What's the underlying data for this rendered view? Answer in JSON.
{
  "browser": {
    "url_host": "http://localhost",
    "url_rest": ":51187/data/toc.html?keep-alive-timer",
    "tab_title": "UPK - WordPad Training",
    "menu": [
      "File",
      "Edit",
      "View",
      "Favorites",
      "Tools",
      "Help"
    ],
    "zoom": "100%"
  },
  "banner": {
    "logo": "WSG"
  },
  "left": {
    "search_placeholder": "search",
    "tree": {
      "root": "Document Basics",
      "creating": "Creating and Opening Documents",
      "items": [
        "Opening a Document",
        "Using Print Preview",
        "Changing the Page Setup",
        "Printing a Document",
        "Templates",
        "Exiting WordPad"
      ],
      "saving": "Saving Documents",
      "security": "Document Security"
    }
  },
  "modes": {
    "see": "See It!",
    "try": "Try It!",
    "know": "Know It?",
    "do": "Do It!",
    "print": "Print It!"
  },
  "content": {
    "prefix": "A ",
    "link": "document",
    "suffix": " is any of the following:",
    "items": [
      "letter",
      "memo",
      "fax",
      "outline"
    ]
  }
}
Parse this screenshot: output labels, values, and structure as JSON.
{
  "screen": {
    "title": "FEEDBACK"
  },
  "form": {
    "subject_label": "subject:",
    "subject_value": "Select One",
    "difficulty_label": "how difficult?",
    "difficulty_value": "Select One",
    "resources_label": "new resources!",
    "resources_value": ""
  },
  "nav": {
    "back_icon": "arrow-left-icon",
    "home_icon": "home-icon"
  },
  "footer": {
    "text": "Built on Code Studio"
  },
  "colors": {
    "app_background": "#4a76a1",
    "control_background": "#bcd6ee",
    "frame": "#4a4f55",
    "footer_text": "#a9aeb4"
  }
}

════════

*Directions*. Write the data back out verbatim.

*Full response*.
What's the underlying data for this rendered view? Answer in JSON.
{
  "browser": {
    "url_host": "http://localhost",
    "url_rest": ":51187/data/toc.html?keep-alive-timer",
    "tab_title": "UPK - WordPad Training",
    "menu": [
      "File",
      "Edit",
      "View",
      "Favorites",
      "Tools",
      "Help"
    ],
    "zoom": "100%"
  },
  "banner": {
    "logo": "WSG"
  },
  "left": {
    "search_placeholder": "search",
    "tree": {
      "root": "Document Basics",
      "creating": "Creating and Opening Documents",
      "items": [
        "Opening a Document",
        "Using Print Preview",
        "Changing the Page Setup",
        "Printing a Document",
        "Templates",
        "Exiting WordPad"
      ],
      "saving": "Saving Documents",
      "security": "Document Security"
    }
  },
  "modes": {
    "see": "See It!",
    "try": "Try It!",
    "know": "Know It?",
    "do": "Do It!",
    "print": "Print It!"
  },
  "content": {
    "prefix": "A ",
    "link": "document",
    "suffix": " is any of the following:",
    "items": [
      "letter",
      "memo",
      "fax",
      "outline"
    ]
  }
}
Parse this screenshot: output labels, values, and structure as JSON.
{
  "screen": {
    "title": "FEEDBACK"
  },
  "form": {
    "subject_label": "subject:",
    "subject_value": "Select One",
    "difficulty_label": "how difficult?",
    "difficulty_value": "Select One",
    "resources_label": "new resources!",
    "resources_value": ""
  },
  "nav": {
    "back_icon": "arrow-left-icon",
    "home_icon": "home-icon"
  },
  "footer": {
    "text": "Built on Code Studio"
  },
  "colors": {
    "app_background": "#4a76a1",
    "control_background": "#bcd6ee",
    "frame": "#4a4f55",
    "footer_text": "#a9aeb4"
  }
}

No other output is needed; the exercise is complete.